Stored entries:
* begin *

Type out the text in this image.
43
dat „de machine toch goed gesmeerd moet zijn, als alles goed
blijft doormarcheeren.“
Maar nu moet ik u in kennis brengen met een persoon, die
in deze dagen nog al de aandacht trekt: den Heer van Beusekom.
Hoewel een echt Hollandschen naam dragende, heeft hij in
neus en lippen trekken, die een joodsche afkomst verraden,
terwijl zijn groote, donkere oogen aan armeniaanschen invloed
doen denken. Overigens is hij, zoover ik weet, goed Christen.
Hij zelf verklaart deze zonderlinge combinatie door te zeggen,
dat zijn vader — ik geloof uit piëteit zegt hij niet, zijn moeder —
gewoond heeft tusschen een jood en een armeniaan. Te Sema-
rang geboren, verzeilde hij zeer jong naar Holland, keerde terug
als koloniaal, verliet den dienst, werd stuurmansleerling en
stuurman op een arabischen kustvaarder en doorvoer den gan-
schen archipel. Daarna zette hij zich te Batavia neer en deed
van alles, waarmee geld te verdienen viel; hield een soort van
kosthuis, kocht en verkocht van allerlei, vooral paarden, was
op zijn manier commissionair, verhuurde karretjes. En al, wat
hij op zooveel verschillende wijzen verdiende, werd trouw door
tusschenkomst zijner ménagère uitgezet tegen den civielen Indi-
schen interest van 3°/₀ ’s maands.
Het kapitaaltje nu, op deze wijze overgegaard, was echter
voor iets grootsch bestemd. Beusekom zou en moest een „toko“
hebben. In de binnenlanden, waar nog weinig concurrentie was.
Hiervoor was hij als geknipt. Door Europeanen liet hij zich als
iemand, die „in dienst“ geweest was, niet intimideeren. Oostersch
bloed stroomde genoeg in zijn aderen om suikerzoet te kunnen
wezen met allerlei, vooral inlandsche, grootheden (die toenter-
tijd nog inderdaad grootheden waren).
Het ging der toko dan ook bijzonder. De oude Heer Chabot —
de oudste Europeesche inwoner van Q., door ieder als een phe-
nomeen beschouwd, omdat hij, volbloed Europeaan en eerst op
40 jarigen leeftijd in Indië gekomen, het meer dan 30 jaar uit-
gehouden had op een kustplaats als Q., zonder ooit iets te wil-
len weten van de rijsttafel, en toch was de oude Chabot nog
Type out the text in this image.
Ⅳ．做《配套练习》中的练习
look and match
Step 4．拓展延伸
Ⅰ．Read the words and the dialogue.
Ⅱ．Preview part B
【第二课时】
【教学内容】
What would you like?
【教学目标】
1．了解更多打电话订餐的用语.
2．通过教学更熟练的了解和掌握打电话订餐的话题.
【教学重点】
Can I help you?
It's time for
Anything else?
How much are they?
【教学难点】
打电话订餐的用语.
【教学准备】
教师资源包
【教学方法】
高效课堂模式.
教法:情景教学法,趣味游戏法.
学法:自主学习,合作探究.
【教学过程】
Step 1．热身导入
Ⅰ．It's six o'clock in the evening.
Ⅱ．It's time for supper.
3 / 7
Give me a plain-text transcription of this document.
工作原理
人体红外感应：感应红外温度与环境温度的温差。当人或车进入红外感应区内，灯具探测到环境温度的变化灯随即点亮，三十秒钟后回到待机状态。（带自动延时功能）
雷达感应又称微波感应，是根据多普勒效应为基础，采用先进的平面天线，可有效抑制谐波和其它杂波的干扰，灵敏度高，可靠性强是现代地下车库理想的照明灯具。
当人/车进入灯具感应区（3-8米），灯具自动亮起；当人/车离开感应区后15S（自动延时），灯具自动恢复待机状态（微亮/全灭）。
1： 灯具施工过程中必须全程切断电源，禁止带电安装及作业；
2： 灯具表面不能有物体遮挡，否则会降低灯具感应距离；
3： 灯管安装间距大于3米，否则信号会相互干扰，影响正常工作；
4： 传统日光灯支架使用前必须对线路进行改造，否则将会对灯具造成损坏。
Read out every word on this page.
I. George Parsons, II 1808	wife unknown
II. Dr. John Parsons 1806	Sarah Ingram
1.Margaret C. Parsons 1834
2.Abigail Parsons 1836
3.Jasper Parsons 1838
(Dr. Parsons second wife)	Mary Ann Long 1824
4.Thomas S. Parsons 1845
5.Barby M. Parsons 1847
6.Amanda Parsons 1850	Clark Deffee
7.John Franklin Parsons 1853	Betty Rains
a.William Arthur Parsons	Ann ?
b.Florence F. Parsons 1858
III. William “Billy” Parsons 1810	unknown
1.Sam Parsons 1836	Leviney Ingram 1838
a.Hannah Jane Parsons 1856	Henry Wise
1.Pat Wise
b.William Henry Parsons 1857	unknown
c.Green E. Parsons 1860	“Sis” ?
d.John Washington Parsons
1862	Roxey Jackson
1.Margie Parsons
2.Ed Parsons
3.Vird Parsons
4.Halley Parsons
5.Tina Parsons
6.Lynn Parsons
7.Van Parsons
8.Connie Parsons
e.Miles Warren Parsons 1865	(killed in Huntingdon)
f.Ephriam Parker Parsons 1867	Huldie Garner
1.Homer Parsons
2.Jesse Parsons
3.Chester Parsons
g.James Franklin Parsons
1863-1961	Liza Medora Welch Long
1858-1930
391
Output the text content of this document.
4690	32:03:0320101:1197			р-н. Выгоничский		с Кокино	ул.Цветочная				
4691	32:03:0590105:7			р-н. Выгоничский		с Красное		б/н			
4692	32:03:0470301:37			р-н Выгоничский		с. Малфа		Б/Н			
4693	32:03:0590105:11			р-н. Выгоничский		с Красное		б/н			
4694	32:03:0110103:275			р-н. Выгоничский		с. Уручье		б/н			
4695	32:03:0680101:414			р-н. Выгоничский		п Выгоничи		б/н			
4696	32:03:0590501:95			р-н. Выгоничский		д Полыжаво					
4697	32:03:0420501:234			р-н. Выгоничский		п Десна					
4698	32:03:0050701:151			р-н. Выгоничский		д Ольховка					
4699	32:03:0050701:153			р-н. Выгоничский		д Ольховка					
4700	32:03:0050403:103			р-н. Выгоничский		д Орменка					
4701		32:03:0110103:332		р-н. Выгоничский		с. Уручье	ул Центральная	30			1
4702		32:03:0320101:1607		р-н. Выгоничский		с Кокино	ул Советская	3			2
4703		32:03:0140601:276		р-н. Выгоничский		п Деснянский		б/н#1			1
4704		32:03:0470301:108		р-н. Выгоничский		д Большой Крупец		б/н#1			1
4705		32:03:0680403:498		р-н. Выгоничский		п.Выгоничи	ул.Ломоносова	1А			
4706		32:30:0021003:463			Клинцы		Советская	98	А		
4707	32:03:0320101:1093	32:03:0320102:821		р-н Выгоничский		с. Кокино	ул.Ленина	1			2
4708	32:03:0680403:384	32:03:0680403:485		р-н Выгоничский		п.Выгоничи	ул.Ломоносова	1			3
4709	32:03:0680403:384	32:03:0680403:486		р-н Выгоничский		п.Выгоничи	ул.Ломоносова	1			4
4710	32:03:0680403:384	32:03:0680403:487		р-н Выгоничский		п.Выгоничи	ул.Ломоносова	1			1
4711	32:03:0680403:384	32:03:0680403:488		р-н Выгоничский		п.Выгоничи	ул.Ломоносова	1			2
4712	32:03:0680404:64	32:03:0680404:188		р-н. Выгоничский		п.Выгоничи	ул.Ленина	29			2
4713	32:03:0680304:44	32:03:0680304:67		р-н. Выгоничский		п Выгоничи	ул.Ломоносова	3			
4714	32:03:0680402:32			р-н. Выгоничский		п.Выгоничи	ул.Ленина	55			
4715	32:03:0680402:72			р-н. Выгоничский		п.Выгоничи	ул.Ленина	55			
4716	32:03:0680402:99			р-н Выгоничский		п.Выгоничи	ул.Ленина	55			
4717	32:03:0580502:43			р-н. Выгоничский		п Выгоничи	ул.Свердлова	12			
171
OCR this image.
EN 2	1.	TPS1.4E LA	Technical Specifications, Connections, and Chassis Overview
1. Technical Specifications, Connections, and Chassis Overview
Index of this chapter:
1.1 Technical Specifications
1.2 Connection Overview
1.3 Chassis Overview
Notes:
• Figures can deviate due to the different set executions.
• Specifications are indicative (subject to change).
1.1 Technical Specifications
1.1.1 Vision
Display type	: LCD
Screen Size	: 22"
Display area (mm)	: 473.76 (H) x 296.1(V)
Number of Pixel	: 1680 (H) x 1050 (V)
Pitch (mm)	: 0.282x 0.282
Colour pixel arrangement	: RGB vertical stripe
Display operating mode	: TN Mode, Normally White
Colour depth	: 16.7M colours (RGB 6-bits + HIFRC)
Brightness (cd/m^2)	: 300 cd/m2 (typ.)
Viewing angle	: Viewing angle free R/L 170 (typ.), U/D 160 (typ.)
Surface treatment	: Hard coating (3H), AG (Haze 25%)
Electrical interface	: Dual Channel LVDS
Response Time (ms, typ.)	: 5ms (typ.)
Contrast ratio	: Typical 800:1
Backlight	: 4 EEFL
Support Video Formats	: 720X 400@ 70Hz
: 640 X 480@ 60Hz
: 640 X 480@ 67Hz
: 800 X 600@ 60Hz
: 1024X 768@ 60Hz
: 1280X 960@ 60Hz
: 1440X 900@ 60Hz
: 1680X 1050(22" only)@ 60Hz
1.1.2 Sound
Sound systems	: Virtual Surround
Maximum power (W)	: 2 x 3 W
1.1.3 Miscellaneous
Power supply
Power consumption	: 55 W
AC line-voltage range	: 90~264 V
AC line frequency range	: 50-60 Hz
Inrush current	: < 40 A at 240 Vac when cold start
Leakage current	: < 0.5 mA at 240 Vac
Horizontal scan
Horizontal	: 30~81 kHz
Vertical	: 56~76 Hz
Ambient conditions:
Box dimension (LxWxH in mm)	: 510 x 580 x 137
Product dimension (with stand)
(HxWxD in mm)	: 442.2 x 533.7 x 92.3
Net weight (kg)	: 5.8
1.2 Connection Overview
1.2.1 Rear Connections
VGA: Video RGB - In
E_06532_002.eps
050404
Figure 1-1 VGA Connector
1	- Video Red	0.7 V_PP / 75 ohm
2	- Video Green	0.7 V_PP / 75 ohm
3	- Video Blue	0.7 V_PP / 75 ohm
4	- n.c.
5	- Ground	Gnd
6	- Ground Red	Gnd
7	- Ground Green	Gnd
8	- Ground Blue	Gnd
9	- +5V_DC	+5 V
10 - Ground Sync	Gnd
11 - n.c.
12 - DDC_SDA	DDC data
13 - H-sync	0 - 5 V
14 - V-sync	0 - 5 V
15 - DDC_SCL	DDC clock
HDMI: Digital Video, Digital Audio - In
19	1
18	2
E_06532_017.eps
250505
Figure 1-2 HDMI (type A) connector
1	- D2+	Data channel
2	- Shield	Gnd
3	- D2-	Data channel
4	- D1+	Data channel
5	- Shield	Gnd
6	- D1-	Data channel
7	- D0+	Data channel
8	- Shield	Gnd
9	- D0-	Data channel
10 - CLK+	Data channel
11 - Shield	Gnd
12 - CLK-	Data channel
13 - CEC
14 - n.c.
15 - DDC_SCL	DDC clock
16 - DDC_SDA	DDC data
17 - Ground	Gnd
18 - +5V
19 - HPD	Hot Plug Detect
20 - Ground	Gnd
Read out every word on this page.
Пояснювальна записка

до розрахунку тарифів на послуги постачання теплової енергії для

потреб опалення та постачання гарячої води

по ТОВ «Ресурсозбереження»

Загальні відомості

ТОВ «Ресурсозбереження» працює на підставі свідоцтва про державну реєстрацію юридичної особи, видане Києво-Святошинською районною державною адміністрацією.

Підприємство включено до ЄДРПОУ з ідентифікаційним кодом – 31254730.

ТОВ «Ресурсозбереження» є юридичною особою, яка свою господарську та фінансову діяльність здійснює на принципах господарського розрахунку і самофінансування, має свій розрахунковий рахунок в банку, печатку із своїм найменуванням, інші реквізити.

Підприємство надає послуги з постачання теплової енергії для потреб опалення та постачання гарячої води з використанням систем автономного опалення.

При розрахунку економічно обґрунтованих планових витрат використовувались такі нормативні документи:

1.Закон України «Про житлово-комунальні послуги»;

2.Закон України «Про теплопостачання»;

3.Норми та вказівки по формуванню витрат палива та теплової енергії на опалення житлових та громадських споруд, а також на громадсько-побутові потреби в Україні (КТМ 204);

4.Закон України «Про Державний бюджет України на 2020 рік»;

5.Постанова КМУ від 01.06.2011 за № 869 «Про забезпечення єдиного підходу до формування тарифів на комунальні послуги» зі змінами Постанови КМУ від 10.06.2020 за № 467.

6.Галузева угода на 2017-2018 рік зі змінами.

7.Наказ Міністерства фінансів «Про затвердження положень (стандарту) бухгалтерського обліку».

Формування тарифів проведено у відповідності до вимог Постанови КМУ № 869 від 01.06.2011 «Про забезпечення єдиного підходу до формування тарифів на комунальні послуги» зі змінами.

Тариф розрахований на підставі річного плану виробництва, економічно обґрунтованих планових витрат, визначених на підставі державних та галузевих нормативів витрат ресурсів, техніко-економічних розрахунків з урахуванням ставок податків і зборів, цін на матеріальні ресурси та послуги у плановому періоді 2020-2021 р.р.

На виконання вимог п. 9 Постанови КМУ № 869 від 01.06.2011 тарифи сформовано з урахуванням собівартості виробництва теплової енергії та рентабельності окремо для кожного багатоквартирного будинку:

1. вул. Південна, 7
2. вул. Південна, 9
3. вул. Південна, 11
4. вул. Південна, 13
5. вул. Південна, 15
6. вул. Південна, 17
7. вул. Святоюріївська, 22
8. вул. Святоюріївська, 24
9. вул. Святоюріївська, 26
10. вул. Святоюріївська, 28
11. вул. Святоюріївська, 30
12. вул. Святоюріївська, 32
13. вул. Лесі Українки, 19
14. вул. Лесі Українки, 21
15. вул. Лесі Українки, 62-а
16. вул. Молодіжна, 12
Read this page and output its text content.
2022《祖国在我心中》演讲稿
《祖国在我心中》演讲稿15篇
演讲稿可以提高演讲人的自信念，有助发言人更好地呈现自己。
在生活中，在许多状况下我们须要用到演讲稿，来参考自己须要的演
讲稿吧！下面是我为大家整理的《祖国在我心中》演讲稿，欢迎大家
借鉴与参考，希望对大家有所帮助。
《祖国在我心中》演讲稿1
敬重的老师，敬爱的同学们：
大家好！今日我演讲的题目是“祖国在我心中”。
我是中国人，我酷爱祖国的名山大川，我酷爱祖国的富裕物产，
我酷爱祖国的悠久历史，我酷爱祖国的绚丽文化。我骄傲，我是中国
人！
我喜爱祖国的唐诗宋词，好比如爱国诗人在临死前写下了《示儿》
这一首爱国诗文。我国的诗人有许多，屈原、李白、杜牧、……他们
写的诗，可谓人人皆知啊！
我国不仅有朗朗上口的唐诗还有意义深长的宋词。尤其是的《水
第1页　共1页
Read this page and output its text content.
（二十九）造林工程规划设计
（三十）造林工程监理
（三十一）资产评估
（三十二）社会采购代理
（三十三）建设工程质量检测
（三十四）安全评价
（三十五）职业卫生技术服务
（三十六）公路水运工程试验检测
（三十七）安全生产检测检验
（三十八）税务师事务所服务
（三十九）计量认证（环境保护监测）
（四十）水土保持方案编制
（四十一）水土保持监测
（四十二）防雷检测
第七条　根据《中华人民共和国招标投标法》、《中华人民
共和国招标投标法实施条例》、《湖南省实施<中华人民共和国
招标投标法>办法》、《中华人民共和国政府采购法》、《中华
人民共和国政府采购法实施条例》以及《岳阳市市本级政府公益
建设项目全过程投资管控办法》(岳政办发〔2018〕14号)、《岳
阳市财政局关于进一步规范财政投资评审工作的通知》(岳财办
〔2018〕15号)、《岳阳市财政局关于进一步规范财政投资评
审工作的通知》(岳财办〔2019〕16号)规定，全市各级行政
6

* end *

GOAL OF THE EXERCISE: Filter the listing above for the string "єдиного" and copy every matching line.

RESULT OF THIS EXERCISE:
5.Постанова КМУ від 01.06.2011 за № 869 «Про забезпечення єдиного підходу до формування тарифів на комунальні послуги» зі змінами Постанови КМУ від 10.06.2020 за № 467.
Формування тарифів проведено у відповідності до вимог Постанови КМУ № 869 від 01.06.2011 «Про забезпечення єдиного підходу до формування тарифів на комунальні послуги» зі змінами.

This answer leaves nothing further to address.